• [What is asked]:
List the lines of this listing that hold the word "Inklyuziv".

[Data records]
::::::
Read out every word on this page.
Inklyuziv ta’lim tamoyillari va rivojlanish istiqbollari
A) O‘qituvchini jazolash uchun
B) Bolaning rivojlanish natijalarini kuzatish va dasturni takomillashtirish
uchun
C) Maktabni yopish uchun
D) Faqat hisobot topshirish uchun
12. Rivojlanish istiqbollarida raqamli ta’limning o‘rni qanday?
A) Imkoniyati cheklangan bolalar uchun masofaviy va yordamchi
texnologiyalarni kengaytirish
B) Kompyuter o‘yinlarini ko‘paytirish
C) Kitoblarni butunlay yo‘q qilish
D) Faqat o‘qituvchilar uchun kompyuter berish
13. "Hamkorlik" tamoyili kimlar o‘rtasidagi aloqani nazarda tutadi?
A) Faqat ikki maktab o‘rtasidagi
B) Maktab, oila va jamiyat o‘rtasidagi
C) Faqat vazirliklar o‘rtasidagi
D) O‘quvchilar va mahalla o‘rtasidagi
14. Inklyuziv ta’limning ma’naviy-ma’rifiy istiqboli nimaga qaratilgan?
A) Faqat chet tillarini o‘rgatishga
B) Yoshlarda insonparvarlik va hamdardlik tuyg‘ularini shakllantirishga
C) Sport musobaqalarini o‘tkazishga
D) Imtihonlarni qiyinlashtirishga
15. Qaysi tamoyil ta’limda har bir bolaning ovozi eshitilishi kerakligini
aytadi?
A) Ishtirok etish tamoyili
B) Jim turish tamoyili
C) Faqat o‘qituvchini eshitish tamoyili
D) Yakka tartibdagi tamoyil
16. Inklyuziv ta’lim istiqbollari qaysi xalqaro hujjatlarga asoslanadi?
::::::
• [Written solution]:
Inklyuziv ta’lim tamoyillari va rivojlanish istiqbollari
14. Inklyuziv ta’limning ma’naviy-ma’rifiy istiqboli nimaga qaratilgan?
16. Inklyuziv ta’lim istiqbollari qaysi xalqaro hujjatlarga asoslanadi?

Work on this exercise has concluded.